**SOURCE EXCERPT**
◆ ◆ ◆ ◆ ◆ ◆ ◆

# 1Dx vs 1D mark IV



## rjackjames

I recently borrowed the 1d mark IV from canon, I am totally impressed by this pro body it blew my 7D out of the water. Now I am debating if I should get a used 1D mark IV on eBay or I should buy a brand new 1Dx.  I Avery skeptical on buying used equipment especially cameras. I shoot a lot of wildlife and airshows and the fast shutter rate is perfect. My 7D handles well maybe I use that as a back-up.

I would appreciate any input on my selection of cameras.

Richard.


----------



## DorkSterr

If you can get a 1Dx no question. I'm not too familiar of Canon DSLR's but I hear the 1DX is night and day from any other Canon DSLRs, ISO performance, auto focus and more.


----------



## rjackjames

DorkSterr said:


> If you can get a 1Dx no question. I'm not too familiar of Canon DSLR's but I hear the 1DX is night and day from any other Canon DSLRs, ISO performance, auto focus and more.



I have heard the same thing also, maybe I will ponder on it some more, since I do a lot of rapid firing photography...... What's your take on used camera gear??


----------



## DorkSterr

I don't like anything used. Especially if I'm buying something I've $6000. Lol you think the jump from a 7d to a 1dm IV was big  wait till you try the 1dx.


----------



## DorkSterr

I don't like anything used. Especially if I'm buying something over $6000. Lol you think the jump from a 7d to a 1dm IV was big  wait till you try the 1dx.


----------



## rjackjames

DorkSterr said:


> I don't like anything used. Especially if I'm buying something over $6000. Lol you think the jump from a 7d to a 1dm IV was big  wait till you try the 1dx.



Yea the 1D mark IV was just a loaner from canon, I'm impressed by it they didn't have 1Dx to loan out..... Maybe I save up a little more because I want to get both 1dx and canon 300mm f2.8 II also.


----------



## andius

I do have both the 1DX and the 1DIV. The last one second hand, but bought with only 10 k clicks. I use the 1DX for portrait, landscape, and nature photography. For bird photography I sometimes miss the crop factor of the 1D Mark IV. In the past I used the 1D Mark II and the 5 D Mark II. So I gained speed, as well as quality. Both new camera's are top.


----------



## Samerr9

I am not an expert but from my experience 1Dx is a dream.. But for wildlife and Airshows I think cropped sensor really works better. I tried both full frame and cropped senson for tele shots and by far I prefer the cropped.


----------



## Tony S

For the price of one Dx you can almost get two of the MKIV.


----------



## Professional

I asked this question here and there another sites, what i get from the posts is that i should go with 1DX, and honestly speaking, i was thinking of 1DX even before i ask the question, for some reasons i feel i will be more happy and use of 1DX over 1D4.


----------



## gsgary

DorkSterr said:
			
		

> I don't like anything used. Especially if I'm buying something I've $6000. Lol you think the jump from a 7d to a 1dm IV was big  wait till you try the 1dx.

◆ ◆ ◆ ◆ ◆ ◆ ◆

**DATA PROVIDED**
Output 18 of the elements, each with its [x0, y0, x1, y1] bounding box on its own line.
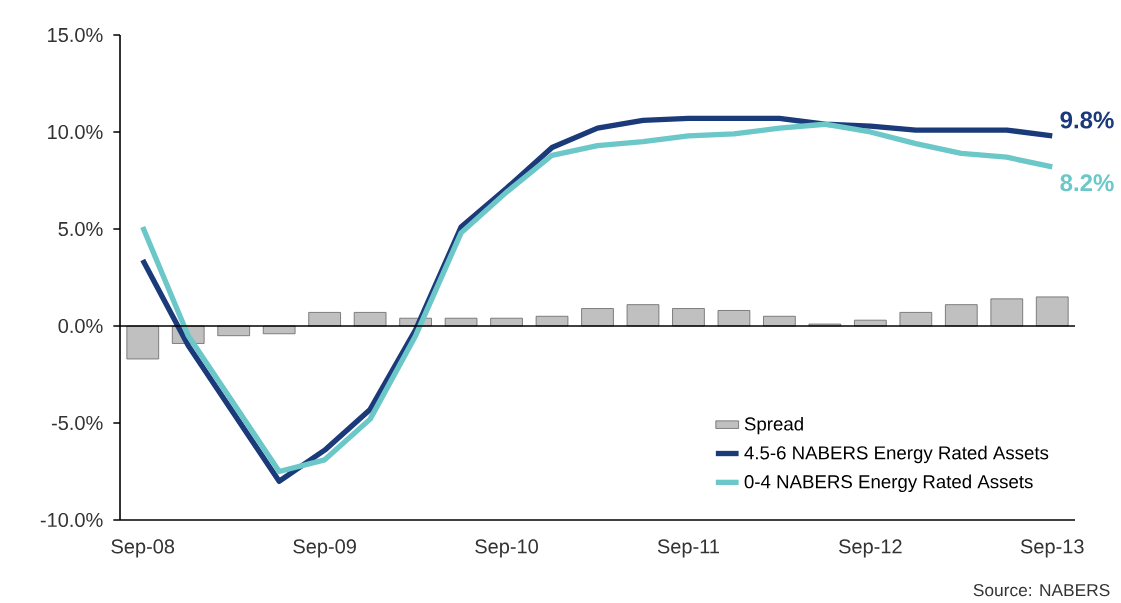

◆ ◆ ◆ ◆ ◆ ◆ ◆

**WHAT TO WORK ON**
Copy out the stretch of the camera forum thread from "I asked this" through "1DX over 1D4.", word for word.

**THE SOLUTION**
I asked this question here and there another sites, what i get from the posts is that i should go with 1DX, and honestly speaking, i was thinking of 1DX even before i ask the question, for some reasons i feel i will be more happy and use of 1DX over 1D4.